TASK REQUIREMENTS:
Every entry must be given again exactly.
— start —
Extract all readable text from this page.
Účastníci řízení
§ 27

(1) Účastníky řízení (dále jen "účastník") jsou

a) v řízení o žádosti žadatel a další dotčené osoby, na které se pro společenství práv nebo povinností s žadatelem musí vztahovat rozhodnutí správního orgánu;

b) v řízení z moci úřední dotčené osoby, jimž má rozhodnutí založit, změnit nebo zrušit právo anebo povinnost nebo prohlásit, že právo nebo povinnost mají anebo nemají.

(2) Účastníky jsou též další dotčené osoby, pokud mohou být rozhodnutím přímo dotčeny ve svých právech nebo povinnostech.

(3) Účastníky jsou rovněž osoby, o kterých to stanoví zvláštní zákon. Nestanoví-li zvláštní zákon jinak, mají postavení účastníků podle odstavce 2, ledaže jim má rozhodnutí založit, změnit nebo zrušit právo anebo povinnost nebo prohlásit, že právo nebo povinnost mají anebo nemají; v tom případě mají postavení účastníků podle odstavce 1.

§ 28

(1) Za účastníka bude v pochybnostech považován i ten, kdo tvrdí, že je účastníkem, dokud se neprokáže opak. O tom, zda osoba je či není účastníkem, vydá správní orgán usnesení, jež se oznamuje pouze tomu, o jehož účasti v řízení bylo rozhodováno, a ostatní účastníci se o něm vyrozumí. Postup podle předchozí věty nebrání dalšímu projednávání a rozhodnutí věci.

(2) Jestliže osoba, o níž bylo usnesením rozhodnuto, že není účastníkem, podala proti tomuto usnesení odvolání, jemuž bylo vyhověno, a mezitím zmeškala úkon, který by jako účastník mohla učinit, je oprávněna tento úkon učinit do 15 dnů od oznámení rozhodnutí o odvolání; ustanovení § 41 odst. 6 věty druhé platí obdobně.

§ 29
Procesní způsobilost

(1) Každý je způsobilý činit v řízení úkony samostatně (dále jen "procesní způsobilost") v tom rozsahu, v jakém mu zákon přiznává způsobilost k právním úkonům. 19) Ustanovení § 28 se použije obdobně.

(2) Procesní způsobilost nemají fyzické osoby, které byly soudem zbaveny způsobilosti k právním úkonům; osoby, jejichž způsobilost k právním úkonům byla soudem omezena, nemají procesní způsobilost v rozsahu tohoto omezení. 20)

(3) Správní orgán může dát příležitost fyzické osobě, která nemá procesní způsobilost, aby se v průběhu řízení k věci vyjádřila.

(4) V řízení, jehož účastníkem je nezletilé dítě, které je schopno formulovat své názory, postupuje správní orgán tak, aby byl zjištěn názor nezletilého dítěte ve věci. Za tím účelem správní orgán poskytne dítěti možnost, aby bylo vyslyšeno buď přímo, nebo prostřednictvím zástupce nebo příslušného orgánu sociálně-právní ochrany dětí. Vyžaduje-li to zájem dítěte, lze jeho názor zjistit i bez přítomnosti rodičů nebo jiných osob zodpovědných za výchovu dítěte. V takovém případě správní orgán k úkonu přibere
— end —
FINISHED TASK:
Extract all readable text from this page.
Účastníci řízení
§ 27

(1) Účastníky řízení (dále jen "účastník") jsou

a) v řízení o žádosti žadatel a další dotčené osoby, na které se pro společenství práv nebo povinností s žadatelem musí vztahovat rozhodnutí správního orgánu;

b) v řízení z moci úřední dotčené osoby, jimž má rozhodnutí založit, změnit nebo zrušit právo anebo povinnost nebo prohlásit, že právo nebo povinnost mají anebo nemají.

(2) Účastníky jsou též další dotčené osoby, pokud mohou být rozhodnutím přímo dotčeny ve svých právech nebo povinnostech.

(3) Účastníky jsou rovněž osoby, o kterých to stanoví zvláštní zákon. Nestanoví-li zvláštní zákon jinak, mají postavení účastníků podle odstavce 2, ledaže jim má rozhodnutí založit, změnit nebo zrušit právo anebo povinnost nebo prohlásit, že právo nebo povinnost mají anebo nemají; v tom případě mají postavení účastníků podle odstavce 1.

§ 28

(1) Za účastníka bude v pochybnostech považován i ten, kdo tvrdí, že je účastníkem, dokud se neprokáže opak. O tom, zda osoba je či není účastníkem, vydá správní orgán usnesení, jež se oznamuje pouze tomu, o jehož účasti v řízení bylo rozhodováno, a ostatní účastníci se o něm vyrozumí. Postup podle předchozí věty nebrání dalšímu projednávání a rozhodnutí věci.

(2) Jestliže osoba, o níž bylo usnesením rozhodnuto, že není účastníkem, podala proti tomuto usnesení odvolání, jemuž bylo vyhověno, a mezitím zmeškala úkon, který by jako účastník mohla učinit, je oprávněna tento úkon učinit do 15 dnů od oznámení rozhodnutí o odvolání; ustanovení § 41 odst. 6 věty druhé platí obdobně.

§ 29
Procesní způsobilost

(1) Každý je způsobilý činit v řízení úkony samostatně (dále jen "procesní způsobilost") v tom rozsahu, v jakém mu zákon přiznává způsobilost k právním úkonům. 19) Ustanovení § 28 se použije obdobně.

(2) Procesní způsobilost nemají fyzické osoby, které byly soudem zbaveny způsobilosti k právním úkonům; osoby, jejichž způsobilost k právním úkonům byla soudem omezena, nemají procesní způsobilost v rozsahu tohoto omezení. 20)

(3) Správní orgán může dát příležitost fyzické osobě, která nemá procesní způsobilost, aby se v průběhu řízení k věci vyjádřila.

(4) V řízení, jehož účastníkem je nezletilé dítě, které je schopno formulovat své názory, postupuje správní orgán tak, aby byl zjištěn názor nezletilého dítěte ve věci. Za tím účelem správní orgán poskytne dítěti možnost, aby bylo vyslyšeno buď přímo, nebo prostřednictvím zástupce nebo příslušného orgánu sociálně-právní ochrany dětí. Vyžaduje-li to zájem dítěte, lze jeho názor zjistit i bez přítomnosti rodičů nebo jiných osob zodpovědných za výchovu dítěte. V takovém případě správní orgán k úkonu přibere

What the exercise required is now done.